Collected data entries
════════════════════

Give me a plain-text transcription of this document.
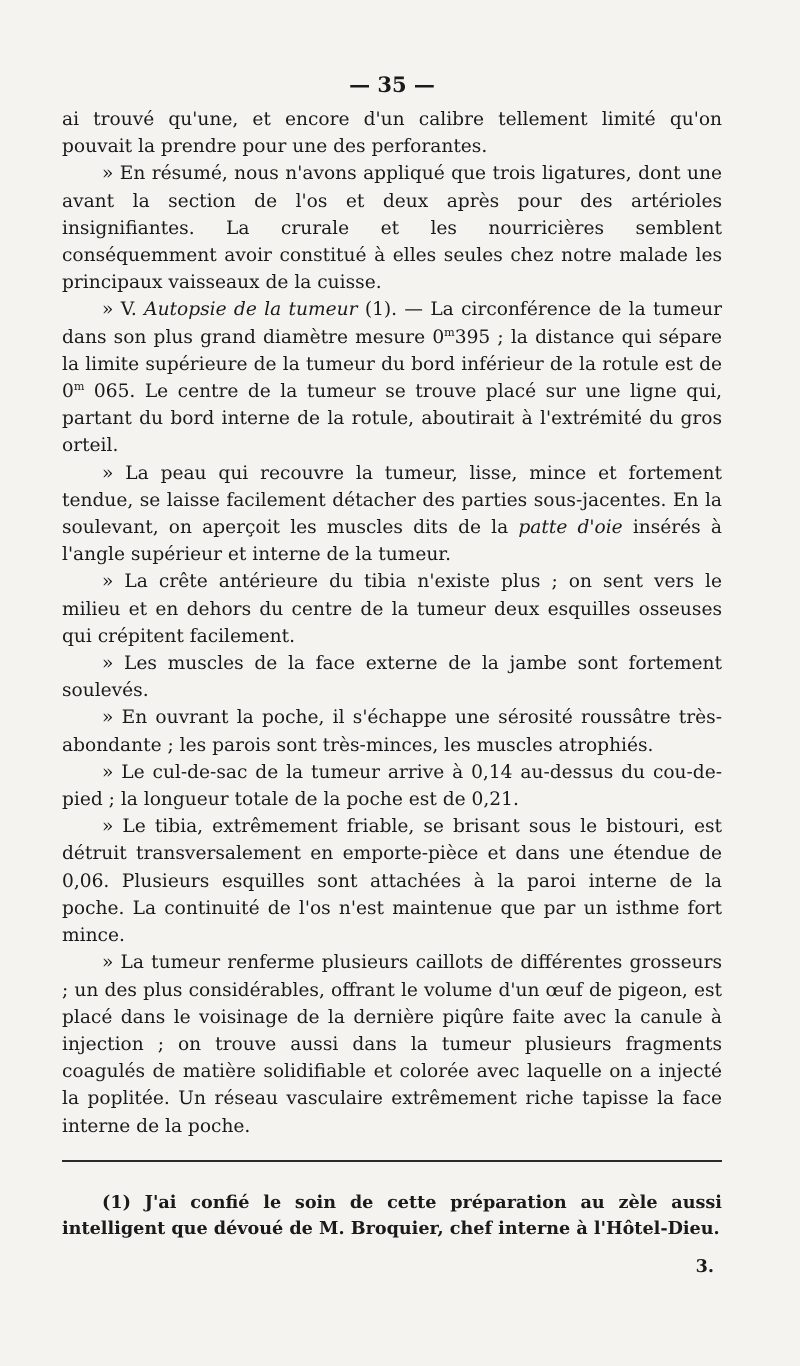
— 35 —

ai trouvé qu'une, et encore d'un calibre tellement limité qu'on pouvait la prendre pour une des perforantes.

» En résumé, nous n'avons appliqué que trois ligatures, dont une avant la section de l'os et deux après pour des artérioles insignifiantes. La crurale et les nourricières semblent conséquemment avoir constitué à elles seules chez notre malade les principaux vaisseaux de la cuisse.

» V. Autopsie de la tumeur (1). — La circonférence de la tumeur dans son plus grand diamètre mesure 0$^m$395 ; la distance qui sépare la limite supérieure de la tumeur du bord inférieur de la rotule est de 0$^m$ 065. Le centre de la tumeur se trouve placé sur une ligne qui, partant du bord interne de la rotule, aboutirait à l'extrémité du gros orteil.

» La peau qui recouvre la tumeur, lisse, mince et fortement tendue, se laisse facilement détacher des parties sous-jacentes. En la soulevant, on aperçoit les muscles dits de la patte d'oie insérés à l'angle supérieur et interne de la tumeur.

» La crête antérieure du tibia n'existe plus ; on sent vers le milieu et en dehors du centre de la tumeur deux esquilles osseuses qui crépitent facilement.

» Les muscles de la face externe de la jambe sont fortement soulevés.

» En ouvrant la poche, il s'échappe une sérosité roussâtre très-abondante ; les parois sont très-minces, les muscles atrophiés.

» Le cul-de-sac de la tumeur arrive à 0,14 au-dessus du cou-de-pied ; la longueur totale de la poche est de 0,21.

» Le tibia, extrêmement friable, se brisant sous le bistouri, est détruit transversalement en emporte-pièce et dans une étendue de 0,06. Plusieurs esquilles sont attachées à la paroi interne de la poche. La continuité de l'os n'est maintenue que par un isthme fort mince.

» La tumeur renferme plusieurs caillots de différentes grosseurs ; un des plus considérables, offrant le volume d'un œuf de pigeon, est placé dans le voisinage de la dernière piqûre faite avec la canule à injection ; on trouve aussi dans la tumeur plusieurs fragments coagulés de matière solidifiable et colorée avec laquelle on a injecté la poplitée. Un réseau vasculaire extrêmement riche tapisse la face interne de la poche.

(1) J'ai confié le soin de cette préparation au zèle aussi intelligent que dévoué de M. Broquier, chef interne à l'Hôtel-Dieu.

3.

════════════════════

Exact duplication of all the records is required; pictures are omitted from the copy.

Give me a plain-text transcription of this document.
— 35 —

ai trouvé qu'une, et encore d'un calibre tellement limité qu'on pouvait la prendre pour une des perforantes.

» En résumé, nous n'avons appliqué que trois ligatures, dont une avant la section de l'os et deux après pour des artérioles insignifiantes. La crurale et les nourricières semblent conséquemment avoir constitué à elles seules chez notre malade les principaux vaisseaux de la cuisse.

» V. Autopsie de la tumeur (1). — La circonférence de la tumeur dans son plus grand diamètre mesure 0$^m$395 ; la distance qui sépare la limite supérieure de la tumeur du bord inférieur de la rotule est de 0$^m$ 065. Le centre de la tumeur se trouve placé sur une ligne qui, partant du bord interne de la rotule, aboutirait à l'extrémité du gros orteil.

» La peau qui recouvre la tumeur, lisse, mince et fortement tendue, se laisse facilement détacher des parties sous-jacentes. En la soulevant, on aperçoit les muscles dits de la patte d'oie insérés à l'angle supérieur et interne de la tumeur.

» La crête antérieure du tibia n'existe plus ; on sent vers le milieu et en dehors du centre de la tumeur deux esquilles osseuses qui crépitent facilement.

» Les muscles de la face externe de la jambe sont fortement soulevés.

» En ouvrant la poche, il s'échappe une sérosité roussâtre très-abondante ; les parois sont très-minces, les muscles atrophiés.

» Le cul-de-sac de la tumeur arrive à 0,14 au-dessus du cou-de-pied ; la longueur totale de la poche est de 0,21.

» Le tibia, extrêmement friable, se brisant sous le bistouri, est détruit transversalement en emporte-pièce et dans une étendue de 0,06. Plusieurs esquilles sont attachées à la paroi interne de la poche. La continuité de l'os n'est maintenue que par un isthme fort mince.

» La tumeur renferme plusieurs caillots de différentes grosseurs ; un des plus considérables, offrant le volume d'un œuf de pigeon, est placé dans le voisinage de la dernière piqûre faite avec la canule à injection ; on trouve aussi dans la tumeur plusieurs fragments coagulés de matière solidifiable et colorée avec laquelle on a injecté la poplitée. Un réseau vasculaire extrêmement riche tapisse la face interne de la poche.

(1) J'ai confié le soin de cette préparation au zèle aussi intelligent que dévoué de M. Broquier, chef interne à l'Hôtel-Dieu.

3.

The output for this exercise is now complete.